Search the listing below for the string "сифонная" and copy every line where it occurs.

(Records excerpted from a collection)
--------

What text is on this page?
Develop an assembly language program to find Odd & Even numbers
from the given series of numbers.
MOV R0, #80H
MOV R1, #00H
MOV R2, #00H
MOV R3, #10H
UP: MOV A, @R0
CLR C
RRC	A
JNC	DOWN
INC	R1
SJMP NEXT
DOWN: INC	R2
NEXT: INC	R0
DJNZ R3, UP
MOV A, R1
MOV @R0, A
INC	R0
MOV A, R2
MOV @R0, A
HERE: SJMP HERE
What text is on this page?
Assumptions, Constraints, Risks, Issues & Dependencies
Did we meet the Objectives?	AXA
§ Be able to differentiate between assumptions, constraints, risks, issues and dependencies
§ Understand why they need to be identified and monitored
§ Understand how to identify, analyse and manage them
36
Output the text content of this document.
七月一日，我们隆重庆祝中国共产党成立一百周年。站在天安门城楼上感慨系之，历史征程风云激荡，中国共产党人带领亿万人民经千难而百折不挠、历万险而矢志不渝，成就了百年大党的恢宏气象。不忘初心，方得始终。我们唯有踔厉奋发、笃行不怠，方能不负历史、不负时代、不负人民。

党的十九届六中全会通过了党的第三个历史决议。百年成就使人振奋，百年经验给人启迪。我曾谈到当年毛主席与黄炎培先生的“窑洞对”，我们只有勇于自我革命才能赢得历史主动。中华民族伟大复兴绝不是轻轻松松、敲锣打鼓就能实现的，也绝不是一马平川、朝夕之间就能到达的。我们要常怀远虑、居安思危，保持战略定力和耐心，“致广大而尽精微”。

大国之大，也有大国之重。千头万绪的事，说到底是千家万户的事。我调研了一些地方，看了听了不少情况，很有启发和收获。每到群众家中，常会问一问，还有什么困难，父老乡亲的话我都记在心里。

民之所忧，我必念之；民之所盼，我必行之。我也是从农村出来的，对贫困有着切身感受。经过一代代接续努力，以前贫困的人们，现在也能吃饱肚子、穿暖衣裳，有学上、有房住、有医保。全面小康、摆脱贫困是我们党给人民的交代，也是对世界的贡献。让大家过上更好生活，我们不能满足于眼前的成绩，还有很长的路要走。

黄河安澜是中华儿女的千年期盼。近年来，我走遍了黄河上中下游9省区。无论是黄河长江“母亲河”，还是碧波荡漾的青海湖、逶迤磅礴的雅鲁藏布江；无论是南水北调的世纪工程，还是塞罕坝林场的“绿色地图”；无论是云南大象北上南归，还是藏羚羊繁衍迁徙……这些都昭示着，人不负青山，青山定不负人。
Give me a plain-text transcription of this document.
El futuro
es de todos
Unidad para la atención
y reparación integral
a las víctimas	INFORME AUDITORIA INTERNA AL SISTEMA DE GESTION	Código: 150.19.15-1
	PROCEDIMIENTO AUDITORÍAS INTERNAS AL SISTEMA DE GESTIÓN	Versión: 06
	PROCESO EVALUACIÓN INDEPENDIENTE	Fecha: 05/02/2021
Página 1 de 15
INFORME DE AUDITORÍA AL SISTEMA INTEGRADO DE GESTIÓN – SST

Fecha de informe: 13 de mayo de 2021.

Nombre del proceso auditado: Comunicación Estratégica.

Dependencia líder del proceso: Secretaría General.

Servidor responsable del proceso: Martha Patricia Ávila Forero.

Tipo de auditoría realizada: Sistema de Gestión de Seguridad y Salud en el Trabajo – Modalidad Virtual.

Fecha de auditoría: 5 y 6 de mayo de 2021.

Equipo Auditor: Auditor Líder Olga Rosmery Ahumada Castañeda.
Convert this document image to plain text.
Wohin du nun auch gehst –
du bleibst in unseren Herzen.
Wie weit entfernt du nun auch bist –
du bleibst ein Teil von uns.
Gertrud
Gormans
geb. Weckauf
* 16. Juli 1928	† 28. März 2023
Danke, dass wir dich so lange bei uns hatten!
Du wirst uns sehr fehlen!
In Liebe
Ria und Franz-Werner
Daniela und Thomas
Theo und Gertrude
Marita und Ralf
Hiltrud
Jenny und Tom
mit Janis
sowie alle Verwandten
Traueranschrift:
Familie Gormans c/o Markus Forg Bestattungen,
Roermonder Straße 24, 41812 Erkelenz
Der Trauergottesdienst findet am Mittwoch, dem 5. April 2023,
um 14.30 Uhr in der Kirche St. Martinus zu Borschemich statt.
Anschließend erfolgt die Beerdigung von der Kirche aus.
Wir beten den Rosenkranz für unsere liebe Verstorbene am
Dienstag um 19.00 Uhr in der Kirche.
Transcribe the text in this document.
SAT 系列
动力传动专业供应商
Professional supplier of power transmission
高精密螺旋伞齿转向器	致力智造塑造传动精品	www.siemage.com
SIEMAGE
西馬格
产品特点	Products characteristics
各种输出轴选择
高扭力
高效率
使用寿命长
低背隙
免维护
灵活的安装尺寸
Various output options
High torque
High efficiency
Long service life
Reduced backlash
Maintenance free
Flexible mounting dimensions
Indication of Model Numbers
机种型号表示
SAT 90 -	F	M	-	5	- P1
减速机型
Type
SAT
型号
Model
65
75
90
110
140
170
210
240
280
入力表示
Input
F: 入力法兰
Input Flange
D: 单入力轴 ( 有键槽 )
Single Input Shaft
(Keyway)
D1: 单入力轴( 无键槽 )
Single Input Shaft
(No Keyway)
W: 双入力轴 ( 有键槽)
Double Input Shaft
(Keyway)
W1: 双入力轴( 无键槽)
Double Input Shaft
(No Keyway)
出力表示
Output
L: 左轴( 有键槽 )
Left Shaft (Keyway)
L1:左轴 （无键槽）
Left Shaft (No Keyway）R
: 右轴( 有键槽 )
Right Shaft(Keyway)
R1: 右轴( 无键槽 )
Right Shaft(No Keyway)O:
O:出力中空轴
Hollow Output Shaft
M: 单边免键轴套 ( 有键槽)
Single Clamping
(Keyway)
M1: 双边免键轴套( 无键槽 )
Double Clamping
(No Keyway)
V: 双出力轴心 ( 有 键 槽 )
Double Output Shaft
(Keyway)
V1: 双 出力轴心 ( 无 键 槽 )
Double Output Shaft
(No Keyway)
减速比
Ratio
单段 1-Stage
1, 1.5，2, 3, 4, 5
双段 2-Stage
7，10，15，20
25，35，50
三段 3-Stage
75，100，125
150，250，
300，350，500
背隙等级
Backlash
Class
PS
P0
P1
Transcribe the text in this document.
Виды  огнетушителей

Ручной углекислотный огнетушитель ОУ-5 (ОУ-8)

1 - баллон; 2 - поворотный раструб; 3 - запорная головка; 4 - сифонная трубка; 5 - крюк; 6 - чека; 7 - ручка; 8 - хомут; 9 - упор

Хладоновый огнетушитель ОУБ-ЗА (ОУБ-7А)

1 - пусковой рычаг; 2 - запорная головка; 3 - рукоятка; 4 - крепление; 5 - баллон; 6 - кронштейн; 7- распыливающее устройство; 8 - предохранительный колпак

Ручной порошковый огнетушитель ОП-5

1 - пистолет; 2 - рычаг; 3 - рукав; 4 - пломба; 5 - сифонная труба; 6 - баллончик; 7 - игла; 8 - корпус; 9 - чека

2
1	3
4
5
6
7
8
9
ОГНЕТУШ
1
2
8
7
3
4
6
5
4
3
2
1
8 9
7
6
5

--------

Result below:
1 - баллон; 2 - поворотный раструб; 3 - запорная головка; 4 - сифонная трубка; 5 - крюк; 6 - чека; 7 - ручка; 8 - хомут; 9 - упор
1 - пистолет; 2 - рычаг; 3 - рукав; 4 - пломба; 5 - сифонная труба; 6 - баллончик; 7 - игла; 8 - корпус; 9 - чека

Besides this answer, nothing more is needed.